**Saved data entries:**

.....

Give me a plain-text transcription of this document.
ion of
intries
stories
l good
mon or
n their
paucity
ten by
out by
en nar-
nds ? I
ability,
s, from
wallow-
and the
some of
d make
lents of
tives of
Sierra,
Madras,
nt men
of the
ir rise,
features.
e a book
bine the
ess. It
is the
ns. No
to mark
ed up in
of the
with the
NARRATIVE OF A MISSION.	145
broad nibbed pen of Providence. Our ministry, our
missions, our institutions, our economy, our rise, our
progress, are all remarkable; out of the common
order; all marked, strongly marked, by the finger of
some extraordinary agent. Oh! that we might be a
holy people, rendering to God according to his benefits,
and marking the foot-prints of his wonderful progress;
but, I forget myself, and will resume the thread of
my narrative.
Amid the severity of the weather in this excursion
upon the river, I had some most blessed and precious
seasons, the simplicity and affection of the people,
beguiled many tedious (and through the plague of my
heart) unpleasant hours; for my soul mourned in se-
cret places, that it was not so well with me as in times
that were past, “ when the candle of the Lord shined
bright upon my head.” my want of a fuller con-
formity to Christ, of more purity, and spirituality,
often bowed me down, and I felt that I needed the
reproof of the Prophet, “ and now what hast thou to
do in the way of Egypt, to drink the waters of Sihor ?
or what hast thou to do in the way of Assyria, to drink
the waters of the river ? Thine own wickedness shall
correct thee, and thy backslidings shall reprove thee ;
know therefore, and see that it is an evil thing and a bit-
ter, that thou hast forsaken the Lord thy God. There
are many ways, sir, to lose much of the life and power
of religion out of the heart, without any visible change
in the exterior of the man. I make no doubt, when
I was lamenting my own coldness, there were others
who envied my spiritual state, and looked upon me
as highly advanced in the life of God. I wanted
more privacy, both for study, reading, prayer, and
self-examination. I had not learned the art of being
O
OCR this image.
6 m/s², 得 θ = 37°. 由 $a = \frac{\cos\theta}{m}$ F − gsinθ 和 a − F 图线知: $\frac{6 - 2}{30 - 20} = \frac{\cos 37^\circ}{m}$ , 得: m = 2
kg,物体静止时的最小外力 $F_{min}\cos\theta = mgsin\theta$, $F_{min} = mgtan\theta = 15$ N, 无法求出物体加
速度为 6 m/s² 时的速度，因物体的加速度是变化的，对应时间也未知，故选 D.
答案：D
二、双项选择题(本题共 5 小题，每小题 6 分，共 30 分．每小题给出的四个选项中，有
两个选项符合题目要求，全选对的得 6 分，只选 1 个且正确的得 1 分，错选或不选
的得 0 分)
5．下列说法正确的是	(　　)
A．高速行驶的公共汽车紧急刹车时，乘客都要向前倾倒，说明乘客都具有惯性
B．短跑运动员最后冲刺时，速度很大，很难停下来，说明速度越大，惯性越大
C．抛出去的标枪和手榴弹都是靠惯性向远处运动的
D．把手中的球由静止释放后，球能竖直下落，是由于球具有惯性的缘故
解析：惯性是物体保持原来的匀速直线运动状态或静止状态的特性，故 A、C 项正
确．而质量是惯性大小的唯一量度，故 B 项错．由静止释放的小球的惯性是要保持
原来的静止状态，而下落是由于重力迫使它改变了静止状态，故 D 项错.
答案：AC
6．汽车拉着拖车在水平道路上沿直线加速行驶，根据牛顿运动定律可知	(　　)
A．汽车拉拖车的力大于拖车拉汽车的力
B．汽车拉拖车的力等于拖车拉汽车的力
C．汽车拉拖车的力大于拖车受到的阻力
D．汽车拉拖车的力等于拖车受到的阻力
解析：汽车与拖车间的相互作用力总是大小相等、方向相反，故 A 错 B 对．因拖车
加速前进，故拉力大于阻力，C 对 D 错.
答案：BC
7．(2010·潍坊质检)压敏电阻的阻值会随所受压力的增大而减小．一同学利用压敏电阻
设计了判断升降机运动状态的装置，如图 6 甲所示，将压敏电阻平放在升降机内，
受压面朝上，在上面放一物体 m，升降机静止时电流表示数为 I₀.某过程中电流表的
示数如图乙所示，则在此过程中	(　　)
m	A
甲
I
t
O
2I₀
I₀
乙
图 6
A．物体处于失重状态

.....

**GIVEN PROBLEM:**
Lines from the records above that hold "hast" are the ones to list.

**RIGHT ANSWER:**
reproof of the Prophet, “ and now what hast thou to
or what hast thou to do in the way of Assyria, to drink
ter, that thou hast forsaken the Lord thy God. There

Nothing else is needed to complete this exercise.